[Entries provided start]

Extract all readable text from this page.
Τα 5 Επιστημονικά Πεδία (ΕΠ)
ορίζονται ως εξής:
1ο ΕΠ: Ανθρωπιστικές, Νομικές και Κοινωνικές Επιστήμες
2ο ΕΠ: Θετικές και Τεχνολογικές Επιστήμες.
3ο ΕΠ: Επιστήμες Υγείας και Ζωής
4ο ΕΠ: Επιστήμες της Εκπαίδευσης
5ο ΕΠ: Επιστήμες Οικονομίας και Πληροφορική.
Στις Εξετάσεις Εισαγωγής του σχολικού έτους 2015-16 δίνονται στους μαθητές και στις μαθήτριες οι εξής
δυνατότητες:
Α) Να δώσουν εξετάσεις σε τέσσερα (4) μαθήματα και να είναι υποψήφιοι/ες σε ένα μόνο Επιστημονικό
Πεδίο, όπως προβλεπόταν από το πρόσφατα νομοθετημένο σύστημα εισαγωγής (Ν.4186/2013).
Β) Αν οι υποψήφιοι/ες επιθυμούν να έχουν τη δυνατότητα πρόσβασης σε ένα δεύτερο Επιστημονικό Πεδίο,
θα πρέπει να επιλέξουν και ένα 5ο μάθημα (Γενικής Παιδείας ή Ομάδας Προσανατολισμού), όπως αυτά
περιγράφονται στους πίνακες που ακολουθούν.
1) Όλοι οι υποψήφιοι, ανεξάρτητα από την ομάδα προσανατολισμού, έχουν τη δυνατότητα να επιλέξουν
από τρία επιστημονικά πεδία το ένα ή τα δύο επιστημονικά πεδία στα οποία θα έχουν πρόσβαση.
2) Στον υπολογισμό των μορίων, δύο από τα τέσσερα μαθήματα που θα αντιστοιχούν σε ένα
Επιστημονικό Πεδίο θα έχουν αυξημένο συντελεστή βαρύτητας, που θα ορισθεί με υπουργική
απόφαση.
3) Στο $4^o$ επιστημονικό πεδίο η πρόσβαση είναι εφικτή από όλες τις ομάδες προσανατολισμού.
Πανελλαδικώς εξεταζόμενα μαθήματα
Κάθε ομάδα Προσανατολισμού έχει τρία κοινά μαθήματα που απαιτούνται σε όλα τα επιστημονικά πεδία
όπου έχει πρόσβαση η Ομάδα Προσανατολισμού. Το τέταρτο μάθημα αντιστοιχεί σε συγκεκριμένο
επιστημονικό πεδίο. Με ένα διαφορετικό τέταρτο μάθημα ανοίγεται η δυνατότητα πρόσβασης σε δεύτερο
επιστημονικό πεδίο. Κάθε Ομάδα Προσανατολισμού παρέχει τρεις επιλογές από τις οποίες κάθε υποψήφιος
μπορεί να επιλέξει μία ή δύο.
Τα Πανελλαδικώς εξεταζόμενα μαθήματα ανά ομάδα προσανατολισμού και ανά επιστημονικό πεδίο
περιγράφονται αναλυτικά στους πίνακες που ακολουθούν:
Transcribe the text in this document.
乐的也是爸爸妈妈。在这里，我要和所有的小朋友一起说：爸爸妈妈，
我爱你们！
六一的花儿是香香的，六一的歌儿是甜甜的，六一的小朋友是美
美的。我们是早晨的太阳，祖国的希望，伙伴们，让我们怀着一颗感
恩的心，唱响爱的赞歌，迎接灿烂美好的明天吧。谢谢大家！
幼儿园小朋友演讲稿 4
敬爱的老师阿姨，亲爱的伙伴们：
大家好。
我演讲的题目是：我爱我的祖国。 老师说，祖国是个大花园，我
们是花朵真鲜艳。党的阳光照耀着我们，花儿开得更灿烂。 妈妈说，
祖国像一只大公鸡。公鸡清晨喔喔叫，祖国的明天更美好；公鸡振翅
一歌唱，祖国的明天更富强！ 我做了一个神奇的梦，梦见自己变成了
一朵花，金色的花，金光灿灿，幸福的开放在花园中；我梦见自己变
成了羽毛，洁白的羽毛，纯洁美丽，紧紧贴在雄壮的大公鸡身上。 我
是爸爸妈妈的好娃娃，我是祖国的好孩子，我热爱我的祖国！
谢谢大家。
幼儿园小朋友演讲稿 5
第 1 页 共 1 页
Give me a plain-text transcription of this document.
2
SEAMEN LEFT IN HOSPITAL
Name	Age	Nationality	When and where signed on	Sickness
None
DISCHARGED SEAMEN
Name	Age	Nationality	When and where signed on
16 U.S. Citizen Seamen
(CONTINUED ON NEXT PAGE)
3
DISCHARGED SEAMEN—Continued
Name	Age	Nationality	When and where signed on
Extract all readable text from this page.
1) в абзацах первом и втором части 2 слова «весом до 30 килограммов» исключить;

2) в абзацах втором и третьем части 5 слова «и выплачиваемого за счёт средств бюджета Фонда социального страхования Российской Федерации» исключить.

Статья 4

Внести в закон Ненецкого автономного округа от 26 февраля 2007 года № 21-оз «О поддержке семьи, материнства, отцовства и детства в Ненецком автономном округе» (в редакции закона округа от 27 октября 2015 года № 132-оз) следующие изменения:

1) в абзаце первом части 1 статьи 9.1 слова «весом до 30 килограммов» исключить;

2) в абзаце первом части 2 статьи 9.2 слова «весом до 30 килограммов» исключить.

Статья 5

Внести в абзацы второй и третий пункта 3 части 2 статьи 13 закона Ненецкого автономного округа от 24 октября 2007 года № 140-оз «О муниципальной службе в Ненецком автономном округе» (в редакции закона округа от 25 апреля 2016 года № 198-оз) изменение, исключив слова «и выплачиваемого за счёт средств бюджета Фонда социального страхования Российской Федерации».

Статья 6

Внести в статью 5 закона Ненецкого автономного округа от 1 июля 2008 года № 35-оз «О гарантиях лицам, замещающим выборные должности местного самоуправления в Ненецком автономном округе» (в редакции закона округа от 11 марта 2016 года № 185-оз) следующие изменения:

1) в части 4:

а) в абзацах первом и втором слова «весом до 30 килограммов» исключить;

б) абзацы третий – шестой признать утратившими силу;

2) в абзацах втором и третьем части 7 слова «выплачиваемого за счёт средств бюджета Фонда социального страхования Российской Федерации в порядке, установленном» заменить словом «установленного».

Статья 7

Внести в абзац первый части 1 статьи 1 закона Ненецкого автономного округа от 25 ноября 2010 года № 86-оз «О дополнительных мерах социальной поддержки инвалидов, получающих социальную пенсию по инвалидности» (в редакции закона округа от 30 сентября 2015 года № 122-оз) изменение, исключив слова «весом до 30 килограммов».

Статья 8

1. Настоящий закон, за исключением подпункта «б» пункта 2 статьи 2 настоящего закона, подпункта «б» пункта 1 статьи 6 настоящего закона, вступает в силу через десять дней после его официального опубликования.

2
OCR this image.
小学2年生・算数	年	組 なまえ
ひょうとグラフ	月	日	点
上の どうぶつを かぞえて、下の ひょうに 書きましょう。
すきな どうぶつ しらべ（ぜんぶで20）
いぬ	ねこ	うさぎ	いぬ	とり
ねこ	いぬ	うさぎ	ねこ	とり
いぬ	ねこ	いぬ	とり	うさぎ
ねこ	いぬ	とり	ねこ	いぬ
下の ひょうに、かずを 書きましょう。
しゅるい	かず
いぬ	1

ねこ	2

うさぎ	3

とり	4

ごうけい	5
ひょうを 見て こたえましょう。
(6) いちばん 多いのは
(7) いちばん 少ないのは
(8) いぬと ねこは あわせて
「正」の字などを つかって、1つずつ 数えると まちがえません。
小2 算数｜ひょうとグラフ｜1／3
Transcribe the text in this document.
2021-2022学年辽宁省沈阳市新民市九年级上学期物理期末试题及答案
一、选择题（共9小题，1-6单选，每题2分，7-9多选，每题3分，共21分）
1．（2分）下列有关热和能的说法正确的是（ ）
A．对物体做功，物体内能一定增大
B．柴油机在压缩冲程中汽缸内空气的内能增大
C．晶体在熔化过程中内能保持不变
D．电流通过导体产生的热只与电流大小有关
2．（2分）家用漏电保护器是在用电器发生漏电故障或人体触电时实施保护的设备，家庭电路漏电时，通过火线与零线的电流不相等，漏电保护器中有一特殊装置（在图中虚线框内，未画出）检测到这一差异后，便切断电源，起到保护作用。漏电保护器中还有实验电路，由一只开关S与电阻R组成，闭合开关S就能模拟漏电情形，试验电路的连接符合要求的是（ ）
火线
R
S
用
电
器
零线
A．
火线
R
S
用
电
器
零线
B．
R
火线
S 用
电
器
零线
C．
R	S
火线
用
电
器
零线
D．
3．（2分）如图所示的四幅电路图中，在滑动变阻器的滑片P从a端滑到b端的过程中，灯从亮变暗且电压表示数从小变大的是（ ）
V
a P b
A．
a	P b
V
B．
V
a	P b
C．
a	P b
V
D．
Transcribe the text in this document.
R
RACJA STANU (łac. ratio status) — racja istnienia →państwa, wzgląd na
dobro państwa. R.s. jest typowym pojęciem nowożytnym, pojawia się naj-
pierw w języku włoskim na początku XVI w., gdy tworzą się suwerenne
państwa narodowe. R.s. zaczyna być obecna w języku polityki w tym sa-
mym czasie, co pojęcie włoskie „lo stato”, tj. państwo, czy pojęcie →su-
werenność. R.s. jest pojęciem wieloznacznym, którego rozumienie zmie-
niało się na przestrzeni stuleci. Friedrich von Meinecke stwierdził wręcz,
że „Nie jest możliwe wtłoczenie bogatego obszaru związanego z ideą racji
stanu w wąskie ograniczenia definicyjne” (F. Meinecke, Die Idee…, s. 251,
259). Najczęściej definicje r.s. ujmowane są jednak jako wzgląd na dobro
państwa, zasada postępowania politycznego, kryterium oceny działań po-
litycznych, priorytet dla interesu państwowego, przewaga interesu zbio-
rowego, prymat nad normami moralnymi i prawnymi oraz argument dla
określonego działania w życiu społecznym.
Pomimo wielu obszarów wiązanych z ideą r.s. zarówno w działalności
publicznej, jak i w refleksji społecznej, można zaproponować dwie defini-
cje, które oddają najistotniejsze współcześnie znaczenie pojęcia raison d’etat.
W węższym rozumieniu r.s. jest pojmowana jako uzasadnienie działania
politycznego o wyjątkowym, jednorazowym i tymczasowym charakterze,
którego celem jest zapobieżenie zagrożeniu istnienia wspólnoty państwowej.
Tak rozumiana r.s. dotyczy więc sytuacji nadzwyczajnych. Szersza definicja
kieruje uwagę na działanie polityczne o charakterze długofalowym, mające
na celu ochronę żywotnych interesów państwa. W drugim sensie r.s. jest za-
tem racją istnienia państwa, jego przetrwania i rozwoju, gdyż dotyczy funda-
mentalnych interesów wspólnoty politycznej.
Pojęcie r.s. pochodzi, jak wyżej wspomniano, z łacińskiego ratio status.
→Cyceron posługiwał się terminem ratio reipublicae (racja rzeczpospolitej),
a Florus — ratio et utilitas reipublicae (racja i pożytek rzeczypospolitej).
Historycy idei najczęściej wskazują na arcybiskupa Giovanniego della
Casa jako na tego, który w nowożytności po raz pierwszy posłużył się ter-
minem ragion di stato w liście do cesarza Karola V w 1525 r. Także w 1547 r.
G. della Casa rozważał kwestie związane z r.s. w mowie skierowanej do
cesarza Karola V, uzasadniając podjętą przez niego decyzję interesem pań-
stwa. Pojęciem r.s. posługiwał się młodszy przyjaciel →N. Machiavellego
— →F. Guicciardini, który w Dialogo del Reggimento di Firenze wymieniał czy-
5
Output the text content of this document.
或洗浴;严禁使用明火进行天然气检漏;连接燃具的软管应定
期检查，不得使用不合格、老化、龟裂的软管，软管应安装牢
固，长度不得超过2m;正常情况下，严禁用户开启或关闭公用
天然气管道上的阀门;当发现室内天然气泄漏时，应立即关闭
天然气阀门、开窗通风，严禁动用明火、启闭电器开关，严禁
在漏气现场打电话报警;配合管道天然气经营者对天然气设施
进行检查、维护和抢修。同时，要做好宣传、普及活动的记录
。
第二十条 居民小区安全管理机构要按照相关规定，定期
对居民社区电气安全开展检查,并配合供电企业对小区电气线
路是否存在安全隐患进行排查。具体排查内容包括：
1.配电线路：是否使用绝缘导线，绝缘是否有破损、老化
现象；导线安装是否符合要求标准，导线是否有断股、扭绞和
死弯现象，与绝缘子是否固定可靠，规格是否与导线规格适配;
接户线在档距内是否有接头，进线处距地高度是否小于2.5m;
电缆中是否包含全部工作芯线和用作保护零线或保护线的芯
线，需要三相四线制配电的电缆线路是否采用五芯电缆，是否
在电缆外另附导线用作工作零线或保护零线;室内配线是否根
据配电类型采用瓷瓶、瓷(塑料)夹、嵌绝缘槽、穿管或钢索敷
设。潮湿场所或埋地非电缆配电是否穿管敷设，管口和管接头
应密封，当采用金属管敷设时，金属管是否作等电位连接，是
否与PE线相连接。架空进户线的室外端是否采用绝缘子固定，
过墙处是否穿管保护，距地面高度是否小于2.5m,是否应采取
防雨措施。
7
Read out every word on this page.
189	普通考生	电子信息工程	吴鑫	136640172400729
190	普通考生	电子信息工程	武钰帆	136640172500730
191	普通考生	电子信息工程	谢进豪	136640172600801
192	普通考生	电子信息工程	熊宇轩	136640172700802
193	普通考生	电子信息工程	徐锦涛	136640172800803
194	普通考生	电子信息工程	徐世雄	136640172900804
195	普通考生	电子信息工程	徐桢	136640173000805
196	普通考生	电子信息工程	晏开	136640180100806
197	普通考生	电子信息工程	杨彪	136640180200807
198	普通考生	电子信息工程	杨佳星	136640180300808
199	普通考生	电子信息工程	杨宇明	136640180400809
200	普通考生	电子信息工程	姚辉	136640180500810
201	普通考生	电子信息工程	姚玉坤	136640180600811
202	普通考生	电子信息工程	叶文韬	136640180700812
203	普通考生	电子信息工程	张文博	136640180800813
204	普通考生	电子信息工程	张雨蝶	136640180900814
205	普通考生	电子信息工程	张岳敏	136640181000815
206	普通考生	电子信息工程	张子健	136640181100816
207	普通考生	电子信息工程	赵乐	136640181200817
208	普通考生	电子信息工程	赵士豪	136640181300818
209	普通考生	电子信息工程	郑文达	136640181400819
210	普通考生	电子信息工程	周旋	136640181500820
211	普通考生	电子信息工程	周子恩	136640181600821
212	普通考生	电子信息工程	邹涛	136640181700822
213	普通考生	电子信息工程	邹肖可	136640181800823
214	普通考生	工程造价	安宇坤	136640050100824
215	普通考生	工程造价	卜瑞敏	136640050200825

[Entries provided end]

Stated task: Determine how many of the lines above hold the word "書きましょう", and output that number by itself.

Result: 2